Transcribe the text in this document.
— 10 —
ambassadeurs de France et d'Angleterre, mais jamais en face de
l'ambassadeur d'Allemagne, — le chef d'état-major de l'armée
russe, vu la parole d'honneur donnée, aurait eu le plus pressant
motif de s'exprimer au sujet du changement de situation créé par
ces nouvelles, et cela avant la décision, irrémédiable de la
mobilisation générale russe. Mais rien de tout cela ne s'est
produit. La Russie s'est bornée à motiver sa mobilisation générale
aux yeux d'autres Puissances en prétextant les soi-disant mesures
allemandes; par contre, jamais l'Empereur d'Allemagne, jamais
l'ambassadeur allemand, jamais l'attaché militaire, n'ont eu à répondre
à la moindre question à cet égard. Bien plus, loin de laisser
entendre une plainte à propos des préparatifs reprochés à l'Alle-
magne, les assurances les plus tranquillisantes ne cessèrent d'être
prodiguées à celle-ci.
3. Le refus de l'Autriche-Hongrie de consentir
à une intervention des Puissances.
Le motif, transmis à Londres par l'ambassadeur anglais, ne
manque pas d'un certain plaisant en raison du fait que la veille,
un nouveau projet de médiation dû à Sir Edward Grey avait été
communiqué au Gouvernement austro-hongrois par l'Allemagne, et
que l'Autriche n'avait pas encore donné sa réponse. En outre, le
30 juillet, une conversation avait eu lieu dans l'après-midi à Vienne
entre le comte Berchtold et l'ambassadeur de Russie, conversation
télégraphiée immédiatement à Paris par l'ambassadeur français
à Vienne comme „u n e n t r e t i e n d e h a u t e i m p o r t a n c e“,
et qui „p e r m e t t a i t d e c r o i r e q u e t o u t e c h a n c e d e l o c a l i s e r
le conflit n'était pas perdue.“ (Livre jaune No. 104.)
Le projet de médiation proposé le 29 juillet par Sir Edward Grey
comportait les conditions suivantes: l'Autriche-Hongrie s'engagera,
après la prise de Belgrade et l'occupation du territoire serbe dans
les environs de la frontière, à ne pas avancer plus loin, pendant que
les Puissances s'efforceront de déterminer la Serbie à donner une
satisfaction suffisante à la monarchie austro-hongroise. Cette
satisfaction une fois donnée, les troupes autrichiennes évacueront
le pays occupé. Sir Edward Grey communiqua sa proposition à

□ □ □

Take the entries and copy them out exactly.

* **TASK ANSWER**
Transcribe the text in this document.
— 10 —
ambassadeurs de France et d'Angleterre, mais jamais en face de
l'ambassadeur d'Allemagne, — le chef d'état-major de l'armée
russe, vu la parole d'honneur donnée, aurait eu le plus pressant
motif de s'exprimer au sujet du changement de situation créé par
ces nouvelles, et cela avant la décision, irrémédiable de la
mobilisation générale russe. Mais rien de tout cela ne s'est
produit. La Russie s'est bornée à motiver sa mobilisation générale
aux yeux d'autres Puissances en prétextant les soi-disant mesures
allemandes; par contre, jamais l'Empereur d'Allemagne, jamais
l'ambassadeur allemand, jamais l'attaché militaire, n'ont eu à répondre
à la moindre question à cet égard. Bien plus, loin de laisser
entendre une plainte à propos des préparatifs reprochés à l'Alle-
magne, les assurances les plus tranquillisantes ne cessèrent d'être
prodiguées à celle-ci.
3. Le refus de l'Autriche-Hongrie de consentir
à une intervention des Puissances.
Le motif, transmis à Londres par l'ambassadeur anglais, ne
manque pas d'un certain plaisant en raison du fait que la veille,
un nouveau projet de médiation dû à Sir Edward Grey avait été
communiqué au Gouvernement austro-hongrois par l'Allemagne, et
que l'Autriche n'avait pas encore donné sa réponse. En outre, le
30 juillet, une conversation avait eu lieu dans l'après-midi à Vienne
entre le comte Berchtold et l'ambassadeur de Russie, conversation
télégraphiée immédiatement à Paris par l'ambassadeur français
à Vienne comme „u n e n t r e t i e n d e h a u t e i m p o r t a n c e“,
et qui „p e r m e t t a i t d e c r o i r e q u e t o u t e c h a n c e d e l o c a l i s e r
le conflit n'était pas perdue.“ (Livre jaune No. 104.)
Le projet de médiation proposé le 29 juillet par Sir Edward Grey
comportait les conditions suivantes: l'Autriche-Hongrie s'engagera,
après la prise de Belgrade et l'occupation du territoire serbe dans
les environs de la frontière, à ne pas avancer plus loin, pendant que
les Puissances s'efforceront de déterminer la Serbie à donner une
satisfaction suffisante à la monarchie austro-hongroise. Cette
satisfaction une fois donnée, les troupes autrichiennes évacueront
le pays occupé. Sir Edward Grey communiqua sa proposition à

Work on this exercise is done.